> What is expected
Isolate every line in the records below with "ylabel" in it.

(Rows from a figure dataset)
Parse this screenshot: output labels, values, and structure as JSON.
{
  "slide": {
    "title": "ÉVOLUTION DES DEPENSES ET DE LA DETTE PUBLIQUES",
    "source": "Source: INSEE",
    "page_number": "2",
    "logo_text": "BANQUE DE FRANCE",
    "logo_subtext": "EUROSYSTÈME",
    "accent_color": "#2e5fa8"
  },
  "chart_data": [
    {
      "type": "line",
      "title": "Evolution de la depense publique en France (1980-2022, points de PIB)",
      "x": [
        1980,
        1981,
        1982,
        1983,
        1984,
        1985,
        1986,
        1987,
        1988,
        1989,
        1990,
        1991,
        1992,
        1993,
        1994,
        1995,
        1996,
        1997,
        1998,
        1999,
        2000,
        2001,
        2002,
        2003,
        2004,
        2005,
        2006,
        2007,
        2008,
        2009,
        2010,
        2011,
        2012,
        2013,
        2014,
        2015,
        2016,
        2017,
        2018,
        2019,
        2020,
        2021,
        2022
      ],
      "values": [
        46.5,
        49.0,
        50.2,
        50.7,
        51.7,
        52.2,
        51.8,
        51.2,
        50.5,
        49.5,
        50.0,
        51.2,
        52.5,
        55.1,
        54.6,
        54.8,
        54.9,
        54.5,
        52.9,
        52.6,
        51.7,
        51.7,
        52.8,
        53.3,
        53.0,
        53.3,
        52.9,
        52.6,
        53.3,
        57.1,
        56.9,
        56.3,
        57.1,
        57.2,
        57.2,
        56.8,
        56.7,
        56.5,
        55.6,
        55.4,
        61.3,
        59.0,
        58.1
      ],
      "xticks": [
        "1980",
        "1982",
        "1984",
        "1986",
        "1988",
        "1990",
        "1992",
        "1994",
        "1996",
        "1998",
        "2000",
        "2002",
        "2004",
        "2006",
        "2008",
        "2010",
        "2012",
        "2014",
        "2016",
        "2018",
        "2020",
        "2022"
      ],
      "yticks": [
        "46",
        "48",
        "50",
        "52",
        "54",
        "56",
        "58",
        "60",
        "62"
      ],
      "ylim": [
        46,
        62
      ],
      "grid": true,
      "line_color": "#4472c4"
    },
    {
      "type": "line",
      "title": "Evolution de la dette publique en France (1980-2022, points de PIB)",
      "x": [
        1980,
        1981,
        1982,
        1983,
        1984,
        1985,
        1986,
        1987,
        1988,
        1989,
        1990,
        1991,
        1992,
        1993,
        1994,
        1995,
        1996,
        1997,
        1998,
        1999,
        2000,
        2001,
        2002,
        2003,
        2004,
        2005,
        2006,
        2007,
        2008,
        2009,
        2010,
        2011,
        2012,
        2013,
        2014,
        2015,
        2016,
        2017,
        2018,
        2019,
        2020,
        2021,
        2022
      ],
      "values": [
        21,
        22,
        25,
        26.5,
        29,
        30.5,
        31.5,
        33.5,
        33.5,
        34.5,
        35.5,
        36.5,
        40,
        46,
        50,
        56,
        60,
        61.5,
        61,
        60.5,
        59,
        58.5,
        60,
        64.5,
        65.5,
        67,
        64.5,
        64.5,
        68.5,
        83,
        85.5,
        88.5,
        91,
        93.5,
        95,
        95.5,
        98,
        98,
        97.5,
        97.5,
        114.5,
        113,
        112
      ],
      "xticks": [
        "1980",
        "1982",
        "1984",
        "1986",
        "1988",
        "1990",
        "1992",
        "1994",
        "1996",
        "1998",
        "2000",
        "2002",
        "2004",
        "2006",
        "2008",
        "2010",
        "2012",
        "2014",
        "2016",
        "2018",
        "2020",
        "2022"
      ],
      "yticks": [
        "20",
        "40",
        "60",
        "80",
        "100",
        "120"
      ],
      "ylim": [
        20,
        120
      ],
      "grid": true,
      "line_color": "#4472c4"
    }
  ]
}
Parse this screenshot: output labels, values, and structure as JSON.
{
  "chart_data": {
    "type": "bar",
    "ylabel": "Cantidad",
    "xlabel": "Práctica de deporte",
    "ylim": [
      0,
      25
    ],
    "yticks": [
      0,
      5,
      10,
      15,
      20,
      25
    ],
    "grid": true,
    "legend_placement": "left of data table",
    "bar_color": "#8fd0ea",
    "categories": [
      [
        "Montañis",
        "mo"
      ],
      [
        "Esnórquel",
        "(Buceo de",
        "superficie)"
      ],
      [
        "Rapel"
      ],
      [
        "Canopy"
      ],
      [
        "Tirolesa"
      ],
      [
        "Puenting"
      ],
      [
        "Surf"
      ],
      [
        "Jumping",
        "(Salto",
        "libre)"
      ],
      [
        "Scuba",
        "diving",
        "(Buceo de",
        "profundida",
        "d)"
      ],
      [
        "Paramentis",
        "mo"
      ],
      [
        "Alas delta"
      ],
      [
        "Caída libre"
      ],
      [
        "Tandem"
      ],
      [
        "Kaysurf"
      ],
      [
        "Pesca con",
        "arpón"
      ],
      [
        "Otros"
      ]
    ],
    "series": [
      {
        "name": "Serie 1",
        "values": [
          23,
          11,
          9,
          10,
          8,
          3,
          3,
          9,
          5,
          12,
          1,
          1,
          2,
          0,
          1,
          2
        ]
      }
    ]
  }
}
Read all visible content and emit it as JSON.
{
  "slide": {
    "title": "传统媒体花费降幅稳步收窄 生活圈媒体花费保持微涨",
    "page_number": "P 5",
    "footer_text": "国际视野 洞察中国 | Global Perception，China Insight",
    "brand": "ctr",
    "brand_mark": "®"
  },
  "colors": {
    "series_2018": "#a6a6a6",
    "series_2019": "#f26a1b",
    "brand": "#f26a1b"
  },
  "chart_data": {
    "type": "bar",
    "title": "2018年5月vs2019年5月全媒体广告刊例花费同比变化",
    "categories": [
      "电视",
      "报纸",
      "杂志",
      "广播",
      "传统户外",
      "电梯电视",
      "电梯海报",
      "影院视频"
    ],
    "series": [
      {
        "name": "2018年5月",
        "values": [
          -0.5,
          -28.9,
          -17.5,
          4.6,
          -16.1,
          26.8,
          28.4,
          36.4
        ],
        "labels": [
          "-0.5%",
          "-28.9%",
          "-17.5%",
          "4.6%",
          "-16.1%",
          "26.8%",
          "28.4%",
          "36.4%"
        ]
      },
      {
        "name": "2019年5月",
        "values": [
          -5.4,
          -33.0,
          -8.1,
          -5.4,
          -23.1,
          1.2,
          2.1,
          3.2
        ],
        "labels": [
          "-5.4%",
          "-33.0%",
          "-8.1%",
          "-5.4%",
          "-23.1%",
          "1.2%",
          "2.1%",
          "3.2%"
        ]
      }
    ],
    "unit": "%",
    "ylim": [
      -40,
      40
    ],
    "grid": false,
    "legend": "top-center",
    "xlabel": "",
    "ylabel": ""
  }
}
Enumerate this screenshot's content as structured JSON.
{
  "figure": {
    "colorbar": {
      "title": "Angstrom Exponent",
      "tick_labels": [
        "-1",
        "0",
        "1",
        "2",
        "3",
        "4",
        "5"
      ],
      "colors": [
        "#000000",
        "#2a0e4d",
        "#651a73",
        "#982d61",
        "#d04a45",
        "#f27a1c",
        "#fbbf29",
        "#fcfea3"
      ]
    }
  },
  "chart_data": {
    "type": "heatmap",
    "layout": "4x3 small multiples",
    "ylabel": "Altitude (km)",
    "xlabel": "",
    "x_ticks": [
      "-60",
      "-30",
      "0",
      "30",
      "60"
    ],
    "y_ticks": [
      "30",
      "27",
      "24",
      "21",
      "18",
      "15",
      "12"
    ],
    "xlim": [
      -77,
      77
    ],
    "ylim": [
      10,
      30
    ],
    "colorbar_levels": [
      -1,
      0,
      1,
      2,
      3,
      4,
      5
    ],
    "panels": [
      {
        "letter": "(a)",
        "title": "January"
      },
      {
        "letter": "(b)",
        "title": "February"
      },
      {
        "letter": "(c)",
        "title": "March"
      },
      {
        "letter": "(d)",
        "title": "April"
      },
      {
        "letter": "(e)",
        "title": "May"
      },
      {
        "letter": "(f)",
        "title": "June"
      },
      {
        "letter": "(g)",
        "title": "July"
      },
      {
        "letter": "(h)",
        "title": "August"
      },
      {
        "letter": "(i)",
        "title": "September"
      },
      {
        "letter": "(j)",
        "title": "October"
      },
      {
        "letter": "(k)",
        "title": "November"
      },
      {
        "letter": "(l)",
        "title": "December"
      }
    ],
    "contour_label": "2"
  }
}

> Response to this task
    "ylabel": "Cantidad",
    "ylabel": ""
    "ylabel": "Altitude (km)",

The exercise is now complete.